[BEGIN Given information]

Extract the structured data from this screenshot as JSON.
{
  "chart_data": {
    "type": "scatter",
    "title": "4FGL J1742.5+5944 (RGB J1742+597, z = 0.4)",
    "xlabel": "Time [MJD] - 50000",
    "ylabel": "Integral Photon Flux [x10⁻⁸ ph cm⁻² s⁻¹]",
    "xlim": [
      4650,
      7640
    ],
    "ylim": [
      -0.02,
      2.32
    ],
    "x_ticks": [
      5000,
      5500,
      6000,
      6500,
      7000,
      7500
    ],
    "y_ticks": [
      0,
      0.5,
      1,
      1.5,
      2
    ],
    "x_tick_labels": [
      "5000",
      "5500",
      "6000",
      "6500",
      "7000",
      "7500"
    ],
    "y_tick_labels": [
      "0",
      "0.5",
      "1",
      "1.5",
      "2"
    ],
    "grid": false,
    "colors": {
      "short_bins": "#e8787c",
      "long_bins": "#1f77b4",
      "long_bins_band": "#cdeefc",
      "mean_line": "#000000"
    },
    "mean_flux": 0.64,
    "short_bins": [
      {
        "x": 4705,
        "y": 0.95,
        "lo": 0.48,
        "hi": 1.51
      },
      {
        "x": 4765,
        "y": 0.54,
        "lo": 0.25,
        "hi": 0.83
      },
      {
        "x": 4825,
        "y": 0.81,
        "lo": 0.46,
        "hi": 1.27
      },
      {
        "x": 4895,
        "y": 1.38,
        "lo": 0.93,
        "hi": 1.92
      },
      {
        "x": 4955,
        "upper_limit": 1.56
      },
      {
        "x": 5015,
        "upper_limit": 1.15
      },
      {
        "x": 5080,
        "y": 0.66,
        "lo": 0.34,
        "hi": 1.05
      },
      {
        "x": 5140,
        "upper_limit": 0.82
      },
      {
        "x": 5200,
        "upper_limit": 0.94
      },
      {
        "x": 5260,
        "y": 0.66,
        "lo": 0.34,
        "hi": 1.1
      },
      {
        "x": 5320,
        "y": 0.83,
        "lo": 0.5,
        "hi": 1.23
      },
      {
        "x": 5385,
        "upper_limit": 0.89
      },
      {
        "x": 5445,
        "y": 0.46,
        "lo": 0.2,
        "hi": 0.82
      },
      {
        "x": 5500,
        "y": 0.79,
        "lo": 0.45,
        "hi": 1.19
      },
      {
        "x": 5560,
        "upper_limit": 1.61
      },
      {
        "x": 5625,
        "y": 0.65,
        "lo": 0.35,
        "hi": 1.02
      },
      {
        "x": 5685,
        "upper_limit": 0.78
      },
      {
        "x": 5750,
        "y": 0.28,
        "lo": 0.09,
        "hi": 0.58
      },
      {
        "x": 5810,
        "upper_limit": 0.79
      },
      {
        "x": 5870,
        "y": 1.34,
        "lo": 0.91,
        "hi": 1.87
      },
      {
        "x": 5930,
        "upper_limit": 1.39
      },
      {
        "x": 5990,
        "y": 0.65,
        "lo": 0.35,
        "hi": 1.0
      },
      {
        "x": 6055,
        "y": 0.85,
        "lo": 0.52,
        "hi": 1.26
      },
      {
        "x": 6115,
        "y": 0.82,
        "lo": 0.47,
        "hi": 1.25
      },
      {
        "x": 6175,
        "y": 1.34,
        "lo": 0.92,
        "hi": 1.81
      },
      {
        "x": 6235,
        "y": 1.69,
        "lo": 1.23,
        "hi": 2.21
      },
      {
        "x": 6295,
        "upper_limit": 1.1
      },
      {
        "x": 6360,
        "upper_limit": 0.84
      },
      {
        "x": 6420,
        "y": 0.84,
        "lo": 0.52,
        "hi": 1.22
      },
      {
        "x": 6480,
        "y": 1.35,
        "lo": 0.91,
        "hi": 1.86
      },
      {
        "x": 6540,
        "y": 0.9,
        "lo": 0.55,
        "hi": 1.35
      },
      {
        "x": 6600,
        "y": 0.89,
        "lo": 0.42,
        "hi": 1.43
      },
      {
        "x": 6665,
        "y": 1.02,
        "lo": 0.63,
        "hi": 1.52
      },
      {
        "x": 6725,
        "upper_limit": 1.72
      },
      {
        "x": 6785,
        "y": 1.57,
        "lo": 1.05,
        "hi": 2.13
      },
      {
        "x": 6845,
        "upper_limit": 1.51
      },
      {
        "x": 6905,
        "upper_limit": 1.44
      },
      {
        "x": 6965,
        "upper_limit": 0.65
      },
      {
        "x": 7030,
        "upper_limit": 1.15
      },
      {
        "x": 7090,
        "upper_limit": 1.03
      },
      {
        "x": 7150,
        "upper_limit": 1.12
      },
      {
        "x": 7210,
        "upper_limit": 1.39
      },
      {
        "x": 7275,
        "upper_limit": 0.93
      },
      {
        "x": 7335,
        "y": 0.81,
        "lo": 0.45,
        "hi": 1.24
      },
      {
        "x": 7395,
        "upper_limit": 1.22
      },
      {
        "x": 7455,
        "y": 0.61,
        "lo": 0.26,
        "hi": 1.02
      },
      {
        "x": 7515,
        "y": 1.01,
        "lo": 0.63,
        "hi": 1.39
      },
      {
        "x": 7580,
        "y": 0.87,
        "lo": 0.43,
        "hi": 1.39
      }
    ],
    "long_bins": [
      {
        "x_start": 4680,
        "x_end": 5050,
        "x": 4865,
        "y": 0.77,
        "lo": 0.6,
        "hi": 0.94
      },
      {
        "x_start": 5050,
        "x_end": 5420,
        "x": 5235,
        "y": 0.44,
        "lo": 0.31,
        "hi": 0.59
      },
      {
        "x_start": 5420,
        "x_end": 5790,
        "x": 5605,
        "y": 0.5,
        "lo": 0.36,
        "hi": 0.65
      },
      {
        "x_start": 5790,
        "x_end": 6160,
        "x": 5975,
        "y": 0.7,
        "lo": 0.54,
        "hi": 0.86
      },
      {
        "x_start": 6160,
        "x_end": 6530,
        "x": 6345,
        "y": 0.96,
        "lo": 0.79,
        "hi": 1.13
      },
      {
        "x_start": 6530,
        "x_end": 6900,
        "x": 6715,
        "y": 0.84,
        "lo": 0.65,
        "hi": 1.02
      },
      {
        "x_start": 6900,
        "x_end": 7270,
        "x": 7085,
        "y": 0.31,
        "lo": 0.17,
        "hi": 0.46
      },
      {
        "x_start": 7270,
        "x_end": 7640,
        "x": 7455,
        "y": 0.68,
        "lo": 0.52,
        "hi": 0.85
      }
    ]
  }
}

[END Given information]

■ **The exercise**
Restate the data above word for word.

■ **Task output**
Extract the structured data from this screenshot as JSON.
{
  "chart_data": {
    "type": "scatter",
    "title": "4FGL J1742.5+5944 (RGB J1742+597, z = 0.4)",
    "xlabel": "Time [MJD] - 50000",
    "ylabel": "Integral Photon Flux [x10⁻⁸ ph cm⁻² s⁻¹]",
    "xlim": [
      4650,
      7640
    ],
    "ylim": [
      -0.02,
      2.32
    ],
    "x_ticks": [
      5000,
      5500,
      6000,
      6500,
      7000,
      7500
    ],
    "y_ticks": [
      0,
      0.5,
      1,
      1.5,
      2
    ],
    "x_tick_labels": [
      "5000",
      "5500",
      "6000",
      "6500",
      "7000",
      "7500"
    ],
    "y_tick_labels": [
      "0",
      "0.5",
      "1",
      "1.5",
      "2"
    ],
    "grid": false,
    "colors": {
      "short_bins": "#e8787c",
      "long_bins": "#1f77b4",
      "long_bins_band": "#cdeefc",
      "mean_line": "#000000"
    },
    "mean_flux": 0.64,
    "short_bins": [
      {
        "x": 4705,
        "y": 0.95,
        "lo": 0.48,
        "hi": 1.51
      },
      {
        "x": 4765,
        "y": 0.54,
        "lo": 0.25,
        "hi": 0.83
      },
      {
        "x": 4825,
        "y": 0.81,
        "lo": 0.46,
        "hi": 1.27
      },
      {
        "x": 4895,
        "y": 1.38,
        "lo": 0.93,
        "hi": 1.92
      },
      {
        "x": 4955,
        "upper_limit": 1.56
      },
      {
        "x": 5015,
        "upper_limit": 1.15
      },
      {
        "x": 5080,
        "y": 0.66,
        "lo": 0.34,
        "hi": 1.05
      },
      {
        "x": 5140,
        "upper_limit": 0.82
      },
      {
        "x": 5200,
        "upper_limit": 0.94
      },
      {
        "x": 5260,
        "y": 0.66,
        "lo": 0.34,
        "hi": 1.1
      },
      {
        "x": 5320,
        "y": 0.83,
        "lo": 0.5,
        "hi": 1.23
      },
      {
        "x": 5385,
        "upper_limit": 0.89
      },
      {
        "x": 5445,
        "y": 0.46,
        "lo": 0.2,
        "hi": 0.82
      },
      {
        "x": 5500,
        "y": 0.79,
        "lo": 0.45,
        "hi": 1.19
      },
      {
        "x": 5560,
        "upper_limit": 1.61
      },
      {
        "x": 5625,
        "y": 0.65,
        "lo": 0.35,
        "hi": 1.02
      },
      {
        "x": 5685,
        "upper_limit": 0.78
      },
      {
        "x": 5750,
        "y": 0.28,
        "lo": 0.09,
        "hi": 0.58
      },
      {
        "x": 5810,
        "upper_limit": 0.79
      },
      {
        "x": 5870,
        "y": 1.34,
        "lo": 0.91,
        "hi": 1.87
      },
      {
        "x": 5930,
        "upper_limit": 1.39
      },
      {
        "x": 5990,
        "y": 0.65,
        "lo": 0.35,
        "hi": 1.0
      },
      {
        "x": 6055,
        "y": 0.85,
        "lo": 0.52,
        "hi": 1.26
      },
      {
        "x": 6115,
        "y": 0.82,
        "lo": 0.47,
        "hi": 1.25
      },
      {
        "x": 6175,
        "y": 1.34,
        "lo": 0.92,
        "hi": 1.81
      },
      {
        "x": 6235,
        "y": 1.69,
        "lo": 1.23,
        "hi": 2.21
      },
      {
        "x": 6295,
        "upper_limit": 1.1
      },
      {
        "x": 6360,
        "upper_limit": 0.84
      },
      {
        "x": 6420,
        "y": 0.84,
        "lo": 0.52,
        "hi": 1.22
      },
      {
        "x": 6480,
        "y": 1.35,
        "lo": 0.91,
        "hi": 1.86
      },
      {
        "x": 6540,
        "y": 0.9,
        "lo": 0.55,
        "hi": 1.35
      },
      {
        "x": 6600,
        "y": 0.89,
        "lo": 0.42,
        "hi": 1.43
      },
      {
        "x": 6665,
        "y": 1.02,
        "lo": 0.63,
        "hi": 1.52
      },
      {
        "x": 6725,
        "upper_limit": 1.72
      },
      {
        "x": 6785,
        "y": 1.57,
        "lo": 1.05,
        "hi": 2.13
      },
      {
        "x": 6845,
        "upper_limit": 1.51
      },
      {
        "x": 6905,
        "upper_limit": 1.44
      },
      {
        "x": 6965,
        "upper_limit": 0.65
      },
      {
        "x": 7030,
        "upper_limit": 1.15
      },
      {
        "x": 7090,
        "upper_limit": 1.03
      },
      {
        "x": 7150,
        "upper_limit": 1.12
      },
      {
        "x": 7210,
        "upper_limit": 1.39
      },
      {
        "x": 7275,
        "upper_limit": 0.93
      },
      {
        "x": 7335,
        "y": 0.81,
        "lo": 0.45,
        "hi": 1.24
      },
      {
        "x": 7395,
        "upper_limit": 1.22
      },
      {
        "x": 7455,
        "y": 0.61,
        "lo": 0.26,
        "hi": 1.02
      },
      {
        "x": 7515,
        "y": 1.01,
        "lo": 0.63,
        "hi": 1.39
      },
      {
        "x": 7580,
        "y": 0.87,
        "lo": 0.43,
        "hi": 1.39
      }
    ],
    "long_bins": [
      {
        "x_start": 4680,
        "x_end": 5050,
        "x": 4865,
        "y": 0.77,
        "lo": 0.6,
        "hi": 0.94
      },
      {
        "x_start": 5050,
        "x_end": 5420,
        "x": 5235,
        "y": 0.44,
        "lo": 0.31,
        "hi": 0.59
      },
      {
        "x_start": 5420,
        "x_end": 5790,
        "x": 5605,
        "y": 0.5,
        "lo": 0.36,
        "hi": 0.65
      },
      {
        "x_start": 5790,
        "x_end": 6160,
        "x": 5975,
        "y": 0.7,
        "lo": 0.54,
        "hi": 0.86
      },
      {
        "x_start": 6160,
        "x_end": 6530,
        "x": 6345,
        "y": 0.96,
        "lo": 0.79,
        "hi": 1.13
      },
      {
        "x_start": 6530,
        "x_end": 6900,
        "x": 6715,
        "y": 0.84,
        "lo": 0.65,
        "hi": 1.02
      },
      {
        "x_start": 6900,
        "x_end": 7270,
        "x": 7085,
        "y": 0.31,
        "lo": 0.17,
        "hi": 0.46
      },
      {
        "x_start": 7270,
        "x_end": 7640,
        "x": 7455,
        "y": 0.68,
        "lo": 0.52,
        "hi": 0.85
      }
    ]
  }
}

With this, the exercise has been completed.